### What this task involves
Write out each line from the data below that includes the word "heading".

· · · · · · ·

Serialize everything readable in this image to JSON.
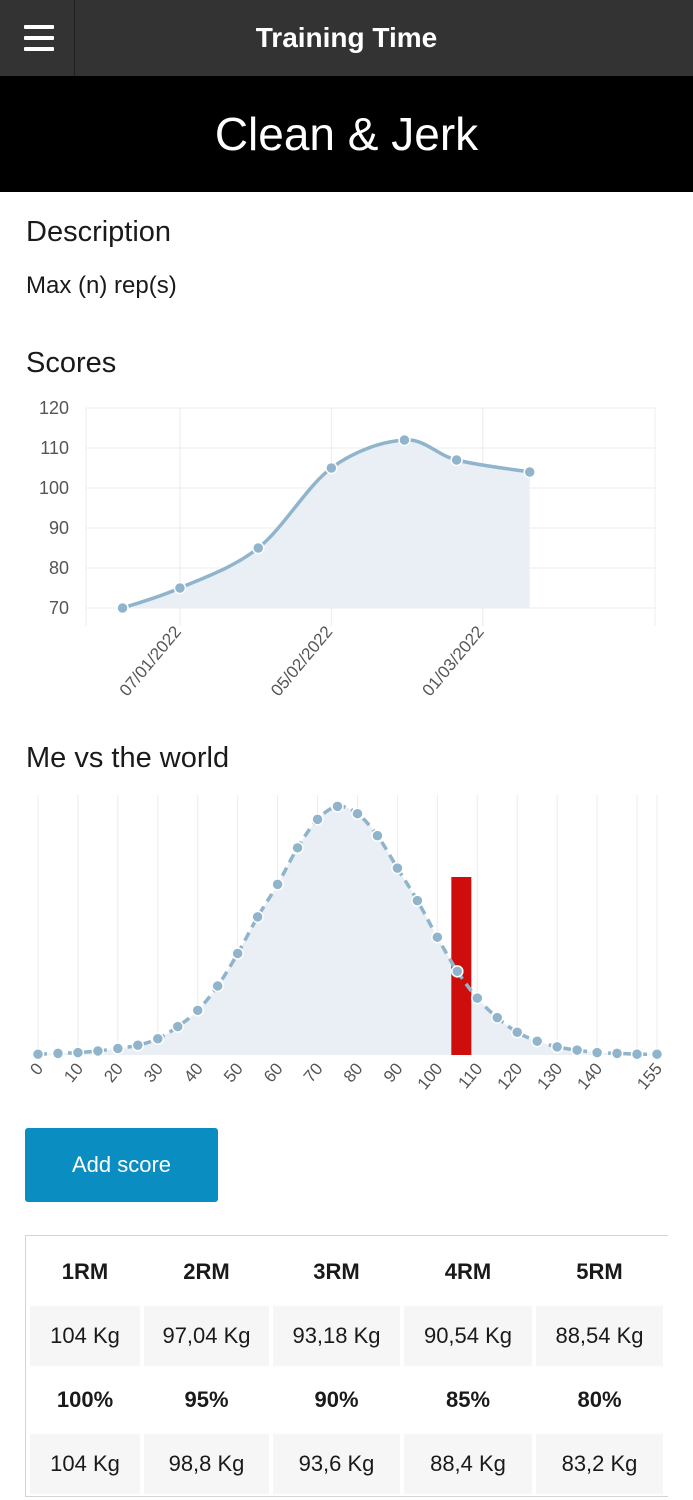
{
  "header": {
    "title": "Training Time",
    "menu_icon": "hamburger-icon"
  },
  "exercise": {
    "name": "Clean & Jerk"
  },
  "description": {
    "heading": "Description",
    "text": "Max (n) rep(s)"
  },
  "scores": {
    "heading": "Scores"
  },
  "world": {
    "heading": "Me vs the world"
  },
  "actions": {
    "add_score": "Add score"
  },
  "colors": {
    "line": "#8fb4cc",
    "fill": "#e9eff4",
    "marker": "#cc0000",
    "button": "#0a8ec2"
  },
  "chart_data": [
    {
      "type": "line",
      "name": "scores",
      "x_ticks": [
        "07/01/2022",
        "05/02/2022",
        "01/03/2022"
      ],
      "points": [
        {
          "date": "2021-12-27",
          "value": 70
        },
        {
          "date": "2022-01-07",
          "value": 75
        },
        {
          "date": "2022-01-22",
          "value": 85
        },
        {
          "date": "2022-02-05",
          "value": 105
        },
        {
          "date": "2022-02-19",
          "value": 112
        },
        {
          "date": "2022-03-01",
          "value": 107
        },
        {
          "date": "2022-03-15",
          "value": 104
        }
      ],
      "ylim": [
        70,
        120
      ],
      "y_ticks": [
        70,
        80,
        90,
        100,
        110,
        120
      ],
      "grid": true,
      "area_fill": true
    },
    {
      "type": "area",
      "name": "me-vs-the-world",
      "x": [
        0,
        5,
        10,
        15,
        20,
        25,
        30,
        35,
        40,
        45,
        50,
        55,
        60,
        65,
        70,
        75,
        80,
        85,
        90,
        95,
        100,
        105,
        110,
        115,
        120,
        125,
        130,
        135,
        140,
        145,
        150,
        155
      ],
      "values": [
        0.1,
        0.2,
        0.3,
        0.5,
        0.8,
        1.2,
        2.0,
        3.5,
        5.5,
        8.5,
        12.5,
        17.0,
        21.0,
        25.5,
        29.0,
        30.6,
        29.7,
        27.0,
        23.0,
        19.0,
        14.5,
        10.3,
        7.0,
        4.6,
        2.8,
        1.7,
        1.0,
        0.6,
        0.3,
        0.2,
        0.1,
        0.1
      ],
      "x_ticks": [
        0,
        10,
        20,
        30,
        40,
        50,
        60,
        70,
        80,
        90,
        100,
        110,
        120,
        130,
        140,
        155
      ],
      "marker": {
        "value": 104
      },
      "grid": true,
      "area_fill": true
    }
  ],
  "rm_table": {
    "rows": [
      {
        "kind": "head",
        "cells": [
          "1RM",
          "2RM",
          "3RM",
          "4RM",
          "5RM"
        ]
      },
      {
        "kind": "val",
        "cells": [
          "104 Kg",
          "97,04 Kg",
          "93,18 Kg",
          "90,54 Kg",
          "88,54 Kg"
        ]
      },
      {
        "kind": "head",
        "cells": [
          "100%",
          "95%",
          "90%",
          "85%",
          "80%"
        ]
      },
      {
        "kind": "val",
        "cells": [
          "104 Kg",
          "98,8 Kg",
          "93,6 Kg",
          "88,4 Kg",
          "83,2 Kg"
        ]
      }
    ]
  }
}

· · · · · · ·

### Completed task
    "heading": "Description",
    "heading": "Scores"
    "heading": "Me vs the world"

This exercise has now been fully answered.